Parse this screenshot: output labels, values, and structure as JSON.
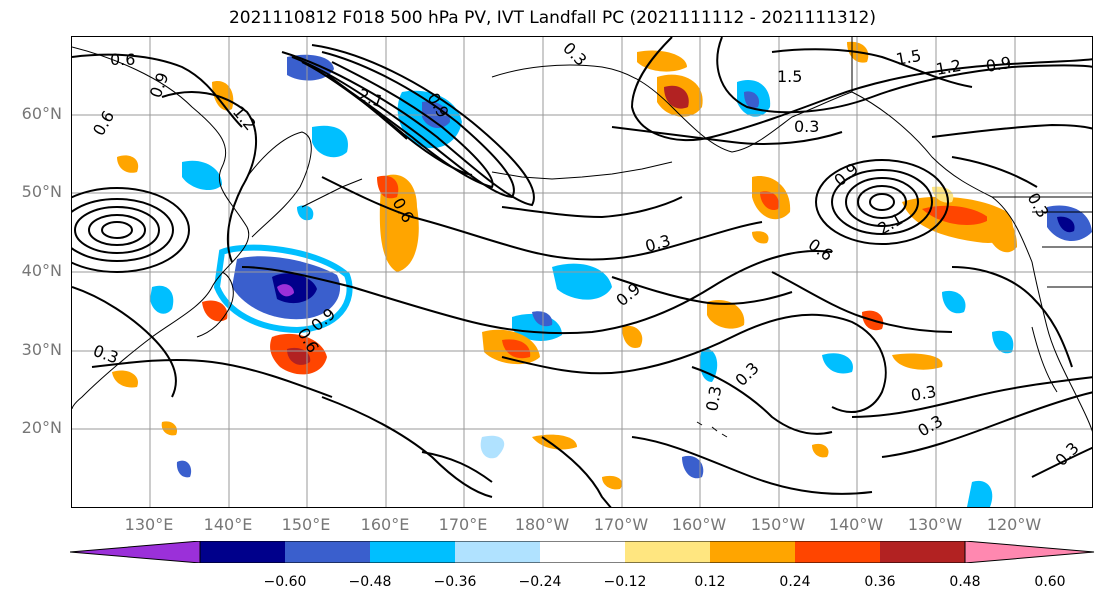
{
  "title": "2021110812 F018 500 hPa PV, IVT Landfall PC (2021111112 - 2021111312)",
  "lat_labels": [
    "60°N",
    "50°N",
    "40°N",
    "30°N",
    "20°N"
  ],
  "lon_labels": [
    "130°E",
    "140°E",
    "150°E",
    "160°E",
    "170°E",
    "180°W",
    "170°W",
    "160°W",
    "150°W",
    "140°W",
    "130°W",
    "120°W"
  ],
  "colorbar": {
    "ticks": [
      "−0.60",
      "−0.48",
      "−0.36",
      "−0.24",
      "−0.12",
      "0.12",
      "0.24",
      "0.36",
      "0.48",
      "0.60"
    ],
    "colors": [
      "#9b30d9",
      "#00008b",
      "#3a5fcd",
      "#00bfff",
      "#b0e2ff",
      "#ffffff",
      "#ffe680",
      "#ffa500",
      "#ff4500",
      "#b22222",
      "#ff88b0"
    ]
  },
  "contour_labels": [
    "0.6",
    "0.9",
    "1.2",
    "2.1",
    "0.6",
    "0.9",
    "0.3",
    "1.5",
    "1.2",
    "0.9",
    "1.5",
    "0.3",
    "0.9",
    "0.6",
    "0.3",
    "0.3",
    "0.3",
    "0.9",
    "0.6",
    "0.3",
    "0.3",
    "0.3",
    "0.3",
    "0.3",
    "0.9",
    "0.6",
    "2.1"
  ]
}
* * *
Goal ->
Repeat the data exactly, dropping every picture it holds.

Solved problem ->
Parse this screenshot: output labels, values, and structure as JSON.
{
  "title": "2021110812 F018 500 hPa PV, IVT Landfall PC (2021111112 - 2021111312)",
  "lat_labels": [
    "60°N",
    "50°N",
    "40°N",
    "30°N",
    "20°N"
  ],
  "lon_labels": [
    "130°E",
    "140°E",
    "150°E",
    "160°E",
    "170°E",
    "180°W",
    "170°W",
    "160°W",
    "150°W",
    "140°W",
    "130°W",
    "120°W"
  ],
  "colorbar": {
    "ticks": [
      "−0.60",
      "−0.48",
      "−0.36",
      "−0.24",
      "−0.12",
      "0.12",
      "0.24",
      "0.36",
      "0.48",
      "0.60"
    ],
    "colors": [
      "#9b30d9",
      "#00008b",
      "#3a5fcd",
      "#00bfff",
      "#b0e2ff",
      "#ffffff",
      "#ffe680",
      "#ffa500",
      "#ff4500",
      "#b22222",
      "#ff88b0"
    ]
  },
  "contour_labels": [
    "0.6",
    "0.9",
    "1.2",
    "2.1",
    "0.6",
    "0.9",
    "0.3",
    "1.5",
    "1.2",
    "0.9",
    "1.5",
    "0.3",
    "0.9",
    "0.6",
    "0.3",
    "0.3",
    "0.3",
    "0.9",
    "0.6",
    "0.3",
    "0.3",
    "0.3",
    "0.3",
    "0.3",
    "0.9",
    "0.6",
    "2.1"
  ]
}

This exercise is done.